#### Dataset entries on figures
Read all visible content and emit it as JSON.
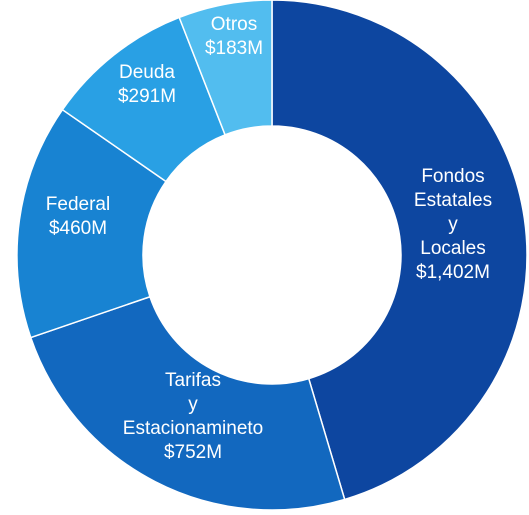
{
  "chart_data": {
    "type": "pie",
    "variant": "donut",
    "unit": "$M",
    "slices": [
      {
        "key": "fondos",
        "label_lines": [
          "Fondos",
          "Estatales",
          "y",
          "Locales",
          "$1,402M"
        ],
        "value": 1402,
        "color": "#0d46a0"
      },
      {
        "key": "tarifas",
        "label_lines": [
          "Tarifas",
          "y",
          "Estacionamineto",
          "$752M"
        ],
        "value": 752,
        "color": "#1268bf"
      },
      {
        "key": "federal",
        "label_lines": [
          "Federal",
          "$460M"
        ],
        "value": 460,
        "color": "#1883d2"
      },
      {
        "key": "deuda",
        "label_lines": [
          "Deuda",
          "$291M"
        ],
        "value": 291,
        "color": "#29a0e4"
      },
      {
        "key": "otros",
        "label_lines": [
          "Otros",
          "$183M"
        ],
        "value": 183,
        "color": "#52bdef"
      }
    ]
  }
}
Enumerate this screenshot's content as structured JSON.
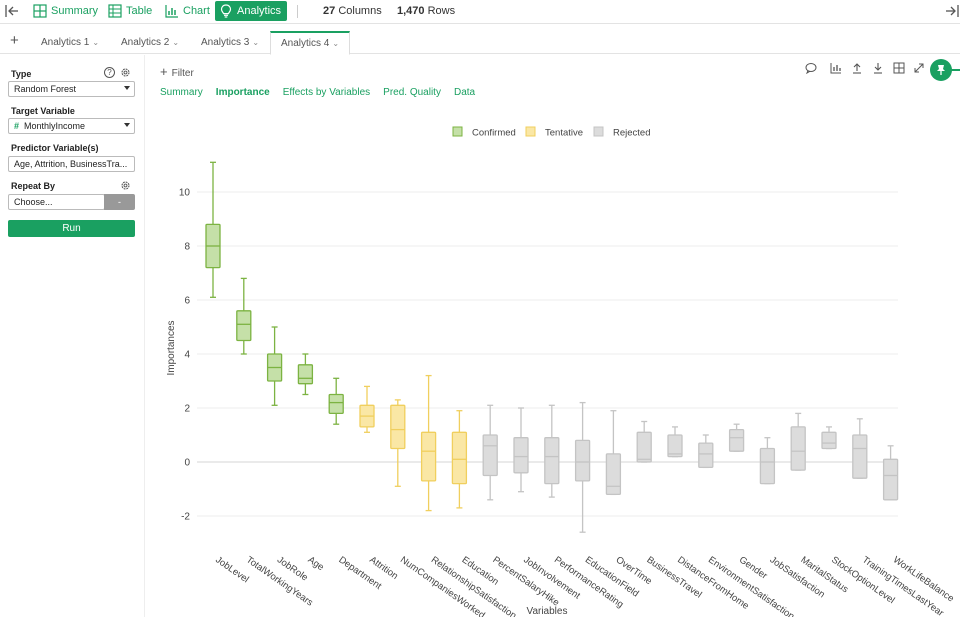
{
  "topbar": {
    "summary_label": "Summary",
    "table_label": "Table",
    "chart_label": "Chart",
    "analytics_label": "Analytics",
    "columns_count": "27",
    "columns_label": "Columns",
    "rows_count": "1,470",
    "rows_label": "Rows"
  },
  "tabs": [
    {
      "label": "Analytics 1"
    },
    {
      "label": "Analytics 2"
    },
    {
      "label": "Analytics 3"
    },
    {
      "label": "Analytics 4"
    }
  ],
  "left_panel": {
    "type_label": "Type",
    "type_value": "Random Forest",
    "target_label": "Target Variable",
    "target_value": "MonthlyIncome",
    "predictor_label": "Predictor Variable(s)",
    "predictor_value": "Age, Attrition, BusinessTra...",
    "repeat_label": "Repeat By",
    "repeat_placeholder": "Choose...",
    "repeat_button": "-",
    "run_label": "Run"
  },
  "main": {
    "filter_label": "Filter",
    "subtabs": [
      {
        "label": "Summary"
      },
      {
        "label": "Importance"
      },
      {
        "label": "Effects by Variables"
      },
      {
        "label": "Pred. Quality"
      },
      {
        "label": "Data"
      }
    ]
  },
  "colors": {
    "accent": "#1aa061",
    "confirmed_fill": "#c5e0a8",
    "confirmed_stroke": "#7cb342",
    "tentative_fill": "#fae7a5",
    "tentative_stroke": "#f0cf5e",
    "rejected_fill": "#dcdcdc",
    "rejected_stroke": "#c4c4c4"
  },
  "chart_data": {
    "type": "box",
    "xlabel": "Variables",
    "ylabel": "Importances",
    "ylim": [
      -3.2,
      12
    ],
    "yticks": [
      -2,
      0,
      2,
      4,
      6,
      8,
      10
    ],
    "legend": [
      {
        "name": "Confirmed",
        "key": "confirmed"
      },
      {
        "name": "Tentative",
        "key": "tentative"
      },
      {
        "name": "Rejected",
        "key": "rejected"
      }
    ],
    "legend_position": "top-center",
    "grid": true,
    "boxes": [
      {
        "name": "JobLevel",
        "status": "confirmed",
        "min": 6.1,
        "q1": 7.2,
        "median": 8.0,
        "q3": 8.8,
        "max": 11.1
      },
      {
        "name": "TotalWorkingYears",
        "status": "confirmed",
        "min": 4.0,
        "q1": 4.5,
        "median": 5.1,
        "q3": 5.6,
        "max": 6.8
      },
      {
        "name": "JobRole",
        "status": "confirmed",
        "min": 2.1,
        "q1": 3.0,
        "median": 3.5,
        "q3": 4.0,
        "max": 5.0
      },
      {
        "name": "Age",
        "status": "confirmed",
        "min": 2.5,
        "q1": 2.9,
        "median": 3.1,
        "q3": 3.6,
        "max": 4.0
      },
      {
        "name": "Department",
        "status": "confirmed",
        "min": 1.4,
        "q1": 1.8,
        "median": 2.2,
        "q3": 2.5,
        "max": 3.1
      },
      {
        "name": "Attrition",
        "status": "tentative",
        "min": 1.1,
        "q1": 1.3,
        "median": 1.7,
        "q3": 2.1,
        "max": 2.8
      },
      {
        "name": "NumCompaniesWorked",
        "status": "tentative",
        "min": -0.9,
        "q1": 0.5,
        "median": 1.2,
        "q3": 2.1,
        "max": 2.3
      },
      {
        "name": "RelationshipSatisfaction",
        "status": "tentative",
        "min": -1.8,
        "q1": -0.7,
        "median": 0.4,
        "q3": 1.1,
        "max": 3.2
      },
      {
        "name": "Education",
        "status": "tentative",
        "min": -1.7,
        "q1": -0.8,
        "median": 0.1,
        "q3": 1.1,
        "max": 1.9
      },
      {
        "name": "PercentSalaryHike",
        "status": "rejected",
        "min": -1.4,
        "q1": -0.5,
        "median": 0.6,
        "q3": 1.0,
        "max": 2.1
      },
      {
        "name": "JobInvolvement",
        "status": "rejected",
        "min": -1.1,
        "q1": -0.4,
        "median": 0.2,
        "q3": 0.9,
        "max": 2.0
      },
      {
        "name": "PerformanceRating",
        "status": "rejected",
        "min": -1.3,
        "q1": -0.8,
        "median": 0.2,
        "q3": 0.9,
        "max": 2.1
      },
      {
        "name": "EducationField",
        "status": "rejected",
        "min": -2.6,
        "q1": -0.7,
        "median": 0.0,
        "q3": 0.8,
        "max": 2.2
      },
      {
        "name": "OverTime",
        "status": "rejected",
        "min": -1.2,
        "q1": -1.2,
        "median": -0.9,
        "q3": 0.3,
        "max": 1.9
      },
      {
        "name": "BusinessTravel",
        "status": "rejected",
        "min": 0.0,
        "q1": 0.0,
        "median": 0.1,
        "q3": 1.1,
        "max": 1.5
      },
      {
        "name": "DistanceFromHome",
        "status": "rejected",
        "min": 0.2,
        "q1": 0.2,
        "median": 0.3,
        "q3": 1.0,
        "max": 1.3
      },
      {
        "name": "EnvironmentSatisfaction",
        "status": "rejected",
        "min": -0.2,
        "q1": -0.2,
        "median": 0.3,
        "q3": 0.7,
        "max": 1.0
      },
      {
        "name": "Gender",
        "status": "rejected",
        "min": 0.4,
        "q1": 0.4,
        "median": 0.9,
        "q3": 1.2,
        "max": 1.4
      },
      {
        "name": "JobSatisfaction",
        "status": "rejected",
        "min": -0.8,
        "q1": -0.8,
        "median": 0.0,
        "q3": 0.5,
        "max": 0.9
      },
      {
        "name": "MaritalStatus",
        "status": "rejected",
        "min": -0.3,
        "q1": -0.3,
        "median": 0.4,
        "q3": 1.3,
        "max": 1.8
      },
      {
        "name": "StockOptionLevel",
        "status": "rejected",
        "min": 0.5,
        "q1": 0.5,
        "median": 0.7,
        "q3": 1.1,
        "max": 1.3
      },
      {
        "name": "TrainingTimesLastYear",
        "status": "rejected",
        "min": -0.6,
        "q1": -0.6,
        "median": 0.5,
        "q3": 1.0,
        "max": 1.6
      },
      {
        "name": "WorkLifeBalance",
        "status": "rejected",
        "min": -1.4,
        "q1": -1.4,
        "median": -0.5,
        "q3": 0.1,
        "max": 0.6
      }
    ]
  }
}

#### EXERCISE DETAILS
Leave the images out and output the remaining material exactly as it stands.

#### FULL ANSWER
Read all visible content and emit it as JSON.
{
  "chart_data": {
    "type": "pie",
    "variant": "donut",
    "unit": "$M",
    "slices": [
      {
        "key": "fondos",
        "label_lines": [
          "Fondos",
          "Estatales",
          "y",
          "Locales",
          "$1,402M"
        ],
        "value": 1402,
        "color": "#0d46a0"
      },
      {
        "key": "tarifas",
        "label_lines": [
          "Tarifas",
          "y",
          "Estacionamineto",
          "$752M"
        ],
        "value": 752,
        "color": "#1268bf"
      },
      {
        "key": "federal",
        "label_lines": [
          "Federal",
          "$460M"
        ],
        "value": 460,
        "color": "#1883d2"
      },
      {
        "key": "deuda",
        "label_lines": [
          "Deuda",
          "$291M"
        ],
        "value": 291,
        "color": "#29a0e4"
      },
      {
        "key": "otros",
        "label_lines": [
          "Otros",
          "$183M"
        ],
        "value": 183,
        "color": "#52bdef"
      }
    ]
  }
}
Enumerate this screenshot's content as structured JSON.
{
  "topbar": {
    "summary_label": "Summary",
    "table_label": "Table",
    "chart_label": "Chart",
    "analytics_label": "Analytics",
    "columns_count": "27",
    "columns_label": "Columns",
    "rows_count": "1,470",
    "rows_label": "Rows"
  },
  "tabs": [
    {
      "label": "Analytics 1"
    },
    {
      "label": "Analytics 2"
    },
    {
      "label": "Analytics 3"
    },
    {
      "label": "Analytics 4"
    }
  ],
  "left_panel": {
    "type_label": "Type",
    "type_value": "Random Forest",
    "target_label": "Target Variable",
    "target_value": "MonthlyIncome",
    "predictor_label": "Predictor Variable(s)",
    "predictor_value": "Age, Attrition, BusinessTra...",
    "repeat_label": "Repeat By",
    "repeat_placeholder": "Choose...",
    "repeat_button": "-",
    "run_label": "Run"
  },
  "main": {
    "filter_label": "Filter",
    "subtabs": [
      {
        "label": "Summary"
      },
      {
        "label": "Importance"
      },
      {
        "label": "Effects by Variables"
      },
      {
        "label": "Pred. Quality"
      },
      {
        "label": "Data"
      }
    ]
  },
  "colors": {
    "accent": "#1aa061",
    "confirmed_fill": "#c5e0a8",
    "confirmed_stroke": "#7cb342",
    "tentative_fill": "#fae7a5",
    "tentative_stroke": "#f0cf5e",
    "rejected_fill": "#dcdcdc",
    "rejected_stroke": "#c4c4c4"
  },
  "chart_data": {
    "type": "box",
    "xlabel": "Variables",
    "ylabel": "Importances",
    "ylim": [
      -3.2,
      12
    ],
    "yticks": [
      -2,
      0,
      2,
      4,
      6,
      8,
      10
    ],
    "legend": [
      {
        "name": "Confirmed",
        "key": "confirmed"
      },
      {
        "name": "Tentative",
        "key": "tentative"
      },
      {
        "name": "Rejected",
        "key": "rejected"
      }
    ],
    "legend_position": "top-center",
    "grid": true,
    "boxes": [
      {
        "name": "JobLevel",
        "status": "confirmed",
        "min": 6.1,
        "q1": 7.2,
        "median": 8.0,
        "q3": 8.8,
        "max": 11.1
      },
      {
        "name": "TotalWorkingYears",
        "status": "confirmed",
        "min": 4.0,
        "q1": 4.5,
        "median": 5.1,
        "q3": 5.6,
        "max": 6.8
      },
      {
        "name": "JobRole",
        "status": "confirmed",
        "min": 2.1,
        "q1": 3.0,
        "median": 3.5,
        "q3": 4.0,
        "max": 5.0
      },
      {
        "name": "Age",
        "status": "confirmed",
        "min": 2.5,
        "q1": 2.9,
        "median": 3.1,
        "q3": 3.6,
        "max": 4.0
      },
      {
        "name": "Department",
        "status": "confirmed",
        "min": 1.4,
        "q1": 1.8,
        "median": 2.2,
        "q3": 2.5,
        "max": 3.1
      },
      {
        "name": "Attrition",
        "status": "tentative",
        "min": 1.1,
        "q1": 1.3,
        "median": 1.7,
        "q3": 2.1,
        "max": 2.8
      },
      {
        "name": "NumCompaniesWorked",
        "status": "tentative",
        "min": -0.9,
        "q1": 0.5,
        "median": 1.2,
        "q3": 2.1,
        "max": 2.3
      },
      {
        "name": "RelationshipSatisfaction",
        "status": "tentative",
        "min": -1.8,
        "q1": -0.7,
        "median": 0.4,
        "q3": 1.1,
        "max": 3.2
      },
      {
        "name": "Education",
        "status": "tentative",
        "min": -1.7,
        "q1": -0.8,
        "median": 0.1,
        "q3": 1.1,
        "max": 1.9
      },
      {
        "name": "PercentSalaryHike",
        "status": "rejected",
        "min": -1.4,
        "q1": -0.5,
        "median": 0.6,
        "q3": 1.0,
        "max": 2.1
      },
      {
        "name": "JobInvolvement",
        "status": "rejected",
        "min": -1.1,
        "q1": -0.4,
        "median": 0.2,
        "q3": 0.9,
        "max": 2.0
      },
      {
        "name": "PerformanceRating",
        "status": "rejected",
        "min": -1.3,
        "q1": -0.8,
        "median": 0.2,
        "q3": 0.9,
        "max": 2.1
      },
      {
        "name": "EducationField",
        "status": "rejected",
        "min": -2.6,
        "q1": -0.7,
        "median": 0.0,
        "q3": 0.8,
        "max": 2.2
      },
      {
        "name": "OverTime",
        "status": "rejected",
        "min": -1.2,
        "q1": -1.2,
        "median": -0.9,
        "q3": 0.3,
        "max": 1.9
      },
      {
        "name": "BusinessTravel",
        "status": "rejected",
        "min": 0.0,
        "q1": 0.0,
        "median": 0.1,
        "q3": 1.1,
        "max": 1.5
      },
      {
        "name": "DistanceFromHome",
        "status": "rejected",
        "min": 0.2,
        "q1": 0.2,
        "median": 0.3,
        "q3": 1.0,
        "max": 1.3
      },
      {
        "name": "EnvironmentSatisfaction",
        "status": "rejected",
        "min": -0.2,
        "q1": -0.2,
        "median": 0.3,
        "q3": 0.7,
        "max": 1.0
      },
      {
        "name": "Gender",
        "status": "rejected",
        "min": 0.4,
        "q1": 0.4,
        "median": 0.9,
        "q3": 1.2,
        "max": 1.4
      },
      {
        "name": "JobSatisfaction",
        "status": "rejected",
        "min": -0.8,
        "q1": -0.8,
        "median": 0.0,
        "q3": 0.5,
        "max": 0.9
      },
      {
        "name": "MaritalStatus",
        "status": "rejected",
        "min": -0.3,
        "q1": -0.3,
        "median": 0.4,
        "q3": 1.3,
        "max": 1.8
      },
      {
        "name": "StockOptionLevel",
        "status": "rejected",
        "min": 0.5,
        "q1": 0.5,
        "median": 0.7,
        "q3": 1.1,
        "max": 1.3
      },
      {
        "name": "TrainingTimesLastYear",
        "status": "rejected",
        "min": -0.6,
        "q1": -0.6,
        "median": 0.5,
        "q3": 1.0,
        "max": 1.6
      },
      {
        "name": "WorkLifeBalance",
        "status": "rejected",
        "min": -1.4,
        "q1": -1.4,
        "median": -0.5,
        "q3": 0.1,
        "max": 0.6
      }
    ]
  }
}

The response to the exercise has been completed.